** Entries from a dataset **
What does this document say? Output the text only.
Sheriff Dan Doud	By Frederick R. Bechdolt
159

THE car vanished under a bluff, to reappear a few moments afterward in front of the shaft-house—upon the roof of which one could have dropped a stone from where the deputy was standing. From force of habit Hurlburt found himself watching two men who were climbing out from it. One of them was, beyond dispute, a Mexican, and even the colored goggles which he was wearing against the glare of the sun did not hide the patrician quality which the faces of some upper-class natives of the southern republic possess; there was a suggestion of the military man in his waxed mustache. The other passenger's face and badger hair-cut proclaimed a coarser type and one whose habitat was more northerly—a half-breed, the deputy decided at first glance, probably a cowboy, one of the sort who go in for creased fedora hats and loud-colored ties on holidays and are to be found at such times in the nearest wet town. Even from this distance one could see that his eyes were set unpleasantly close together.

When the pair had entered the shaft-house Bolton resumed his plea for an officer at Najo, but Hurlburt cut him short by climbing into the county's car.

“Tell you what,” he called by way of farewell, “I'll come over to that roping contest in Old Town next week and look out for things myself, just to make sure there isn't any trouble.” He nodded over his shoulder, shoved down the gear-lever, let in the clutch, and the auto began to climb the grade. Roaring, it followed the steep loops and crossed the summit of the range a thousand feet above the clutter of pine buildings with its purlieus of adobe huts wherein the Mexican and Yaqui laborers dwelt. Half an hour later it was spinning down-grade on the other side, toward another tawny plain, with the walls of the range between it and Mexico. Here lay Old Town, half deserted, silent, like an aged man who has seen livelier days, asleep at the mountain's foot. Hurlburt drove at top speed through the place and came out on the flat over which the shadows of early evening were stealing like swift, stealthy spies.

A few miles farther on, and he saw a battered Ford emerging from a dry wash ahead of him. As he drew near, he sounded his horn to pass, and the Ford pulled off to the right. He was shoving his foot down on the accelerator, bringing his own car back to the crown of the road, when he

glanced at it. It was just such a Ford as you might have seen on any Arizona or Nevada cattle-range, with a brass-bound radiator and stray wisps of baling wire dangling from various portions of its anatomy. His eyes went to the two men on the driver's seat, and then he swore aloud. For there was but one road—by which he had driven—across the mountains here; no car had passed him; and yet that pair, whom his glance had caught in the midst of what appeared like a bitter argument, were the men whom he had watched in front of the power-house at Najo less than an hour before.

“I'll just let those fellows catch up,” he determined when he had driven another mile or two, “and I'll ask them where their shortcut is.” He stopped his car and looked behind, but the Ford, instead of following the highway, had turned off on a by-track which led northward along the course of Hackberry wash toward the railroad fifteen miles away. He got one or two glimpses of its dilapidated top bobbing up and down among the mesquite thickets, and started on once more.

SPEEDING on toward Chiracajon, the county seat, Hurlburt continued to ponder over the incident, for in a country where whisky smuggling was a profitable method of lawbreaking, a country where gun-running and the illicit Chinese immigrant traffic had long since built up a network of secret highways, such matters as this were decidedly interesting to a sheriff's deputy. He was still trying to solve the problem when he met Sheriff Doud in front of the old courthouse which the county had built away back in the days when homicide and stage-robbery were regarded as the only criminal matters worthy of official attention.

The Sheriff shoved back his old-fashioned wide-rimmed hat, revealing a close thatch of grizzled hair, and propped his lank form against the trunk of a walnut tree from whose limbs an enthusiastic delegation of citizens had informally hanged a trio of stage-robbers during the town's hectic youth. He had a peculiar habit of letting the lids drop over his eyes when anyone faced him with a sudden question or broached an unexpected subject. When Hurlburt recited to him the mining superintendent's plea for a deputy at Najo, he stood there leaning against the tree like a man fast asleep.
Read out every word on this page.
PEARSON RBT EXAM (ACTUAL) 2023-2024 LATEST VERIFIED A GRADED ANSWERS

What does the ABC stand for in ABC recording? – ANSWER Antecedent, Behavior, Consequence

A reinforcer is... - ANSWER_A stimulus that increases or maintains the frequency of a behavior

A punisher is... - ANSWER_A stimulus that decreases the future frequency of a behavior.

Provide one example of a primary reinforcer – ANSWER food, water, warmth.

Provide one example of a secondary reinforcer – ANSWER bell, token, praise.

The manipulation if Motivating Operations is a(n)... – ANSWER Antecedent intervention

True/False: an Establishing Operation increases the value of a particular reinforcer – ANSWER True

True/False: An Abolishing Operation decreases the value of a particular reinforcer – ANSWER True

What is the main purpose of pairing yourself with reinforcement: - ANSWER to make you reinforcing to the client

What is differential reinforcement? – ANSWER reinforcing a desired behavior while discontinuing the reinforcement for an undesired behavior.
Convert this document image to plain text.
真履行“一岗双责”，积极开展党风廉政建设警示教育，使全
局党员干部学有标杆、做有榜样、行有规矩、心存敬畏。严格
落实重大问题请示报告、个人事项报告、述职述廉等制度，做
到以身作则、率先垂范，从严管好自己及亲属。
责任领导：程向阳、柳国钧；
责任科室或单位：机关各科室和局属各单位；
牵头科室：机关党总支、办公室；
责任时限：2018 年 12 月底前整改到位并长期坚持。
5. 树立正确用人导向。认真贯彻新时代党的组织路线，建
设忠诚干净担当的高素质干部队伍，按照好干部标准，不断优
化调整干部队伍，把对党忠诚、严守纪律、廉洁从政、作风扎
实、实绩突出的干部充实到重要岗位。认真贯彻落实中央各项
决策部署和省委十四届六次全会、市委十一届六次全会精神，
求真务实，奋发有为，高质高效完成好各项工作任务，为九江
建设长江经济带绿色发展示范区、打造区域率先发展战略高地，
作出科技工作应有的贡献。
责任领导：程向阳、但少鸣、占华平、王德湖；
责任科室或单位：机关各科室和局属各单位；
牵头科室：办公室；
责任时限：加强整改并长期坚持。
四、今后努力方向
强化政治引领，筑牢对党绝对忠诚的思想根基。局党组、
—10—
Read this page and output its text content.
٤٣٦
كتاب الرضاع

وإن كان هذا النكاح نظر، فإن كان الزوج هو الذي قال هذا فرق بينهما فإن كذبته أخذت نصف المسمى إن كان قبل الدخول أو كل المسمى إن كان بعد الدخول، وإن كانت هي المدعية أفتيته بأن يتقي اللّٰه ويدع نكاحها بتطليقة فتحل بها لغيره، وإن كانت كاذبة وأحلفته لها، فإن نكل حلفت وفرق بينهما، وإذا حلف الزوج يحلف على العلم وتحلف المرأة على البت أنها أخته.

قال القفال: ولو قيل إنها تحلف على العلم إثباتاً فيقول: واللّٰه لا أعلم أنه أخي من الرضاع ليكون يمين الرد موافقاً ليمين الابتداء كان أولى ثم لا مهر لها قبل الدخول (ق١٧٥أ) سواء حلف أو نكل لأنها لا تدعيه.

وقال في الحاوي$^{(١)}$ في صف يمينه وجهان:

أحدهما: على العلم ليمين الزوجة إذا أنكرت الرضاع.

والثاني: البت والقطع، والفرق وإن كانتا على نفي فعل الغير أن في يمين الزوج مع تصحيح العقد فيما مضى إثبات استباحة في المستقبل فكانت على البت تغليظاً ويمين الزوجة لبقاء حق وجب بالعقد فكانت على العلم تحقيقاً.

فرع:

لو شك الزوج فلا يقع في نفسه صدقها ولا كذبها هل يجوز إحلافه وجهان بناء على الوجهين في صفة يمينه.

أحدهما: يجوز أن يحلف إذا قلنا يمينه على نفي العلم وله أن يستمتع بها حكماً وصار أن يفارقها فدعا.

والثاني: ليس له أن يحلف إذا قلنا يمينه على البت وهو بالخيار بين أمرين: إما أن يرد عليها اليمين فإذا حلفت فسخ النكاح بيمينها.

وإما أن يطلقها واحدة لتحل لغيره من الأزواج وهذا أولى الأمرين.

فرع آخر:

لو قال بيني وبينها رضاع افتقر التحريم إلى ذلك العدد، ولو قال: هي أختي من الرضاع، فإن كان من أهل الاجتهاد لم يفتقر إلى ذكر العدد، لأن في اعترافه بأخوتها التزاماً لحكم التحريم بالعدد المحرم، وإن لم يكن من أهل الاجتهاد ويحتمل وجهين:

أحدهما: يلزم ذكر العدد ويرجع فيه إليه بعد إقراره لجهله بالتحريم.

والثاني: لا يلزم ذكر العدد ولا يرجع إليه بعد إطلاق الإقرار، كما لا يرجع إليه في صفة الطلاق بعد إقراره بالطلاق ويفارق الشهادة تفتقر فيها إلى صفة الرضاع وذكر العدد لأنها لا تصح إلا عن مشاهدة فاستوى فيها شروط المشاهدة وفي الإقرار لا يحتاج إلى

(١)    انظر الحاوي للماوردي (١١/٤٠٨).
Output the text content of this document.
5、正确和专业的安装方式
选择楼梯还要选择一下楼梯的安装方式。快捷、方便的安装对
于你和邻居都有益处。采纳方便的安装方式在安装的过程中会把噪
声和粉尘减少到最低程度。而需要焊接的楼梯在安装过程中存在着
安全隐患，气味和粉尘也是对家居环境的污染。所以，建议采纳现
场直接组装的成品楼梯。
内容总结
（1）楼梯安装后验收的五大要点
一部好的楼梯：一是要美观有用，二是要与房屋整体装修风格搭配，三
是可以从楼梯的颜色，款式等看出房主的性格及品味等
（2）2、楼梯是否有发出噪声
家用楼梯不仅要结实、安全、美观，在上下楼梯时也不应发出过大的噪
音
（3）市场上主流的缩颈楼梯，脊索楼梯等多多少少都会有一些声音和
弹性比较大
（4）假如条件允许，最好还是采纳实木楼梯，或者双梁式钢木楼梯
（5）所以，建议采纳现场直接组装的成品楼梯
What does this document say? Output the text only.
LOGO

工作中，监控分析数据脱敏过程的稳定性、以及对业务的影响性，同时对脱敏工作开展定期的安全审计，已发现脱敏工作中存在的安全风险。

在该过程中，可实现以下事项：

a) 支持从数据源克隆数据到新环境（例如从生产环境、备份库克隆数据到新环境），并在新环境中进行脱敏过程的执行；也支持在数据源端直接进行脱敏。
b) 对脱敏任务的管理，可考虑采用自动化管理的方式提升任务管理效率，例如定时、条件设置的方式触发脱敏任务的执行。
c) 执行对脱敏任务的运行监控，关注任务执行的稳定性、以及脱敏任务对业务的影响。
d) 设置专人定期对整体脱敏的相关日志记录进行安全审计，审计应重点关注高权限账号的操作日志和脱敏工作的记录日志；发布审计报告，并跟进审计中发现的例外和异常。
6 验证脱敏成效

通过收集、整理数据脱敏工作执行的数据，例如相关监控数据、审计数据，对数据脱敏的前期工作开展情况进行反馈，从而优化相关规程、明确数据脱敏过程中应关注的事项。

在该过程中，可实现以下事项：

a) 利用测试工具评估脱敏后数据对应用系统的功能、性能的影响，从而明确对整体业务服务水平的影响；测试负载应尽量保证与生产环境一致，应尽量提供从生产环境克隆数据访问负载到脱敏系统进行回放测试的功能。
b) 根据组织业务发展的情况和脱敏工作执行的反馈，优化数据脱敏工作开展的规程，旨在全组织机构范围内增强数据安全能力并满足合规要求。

** Task prompt **
Which lines contain "with"? Copy each of them out.

** Task output **
“Tell you what,” he called by way of farewell, “I'll come over to that roping contest in Old Town next week and look out for things myself, just to make sure there isn't any trouble.” He nodded over his shoulder, shoved down the gear-lever, let in the clutch, and the auto began to climb the grade. Roaring, it followed the steep loops and crossed the summit of the range a thousand feet above the clutter of pine buildings with its purlieus of adobe huts wherein the Mexican and Yaqui laborers dwelt. Half an hour later it was spinning down-grade on the other side, toward another tawny plain, with the walls of the range between it and Mexico. Here lay Old Town, half deserted, silent, like an aged man who has seen livelier days, asleep at the mountain's foot. Hurlburt drove at top speed through the place and came out on the flat over which the shadows of early evening were stealing like swift, stealthy spies.
glanced at it. It was just such a Ford as you might have seen on any Arizona or Nevada cattle-range, with a brass-bound radiator and stray wisps of baling wire dangling from various portions of its anatomy. His eyes went to the two men on the driver's seat, and then he swore aloud. For there was but one road—by which he had driven—across the mountains here; no car had passed him; and yet that pair, whom his glance had caught in the midst of what appeared like a bitter argument, were the men whom he had watched in front of the power-house at Najo less than an hour before.
The Sheriff shoved back his old-fashioned wide-rimmed hat, revealing a close thatch of grizzled hair, and propped his lank form against the trunk of a walnut tree from whose limbs an enthusiastic delegation of citizens had informally hanged a trio of stage-robbers during the town's hectic youth. He had a peculiar habit of letting the lids drop over his eyes when anyone faced him with a sudden question or broached an unexpected subject. When Hurlburt recited to him the mining superintendent's plea for a deputy at Najo, he stood there leaning against the tree like a man fast asleep.
What is the main purpose of pairing yourself with reinforcement: - ANSWER to make you reinforcing to the client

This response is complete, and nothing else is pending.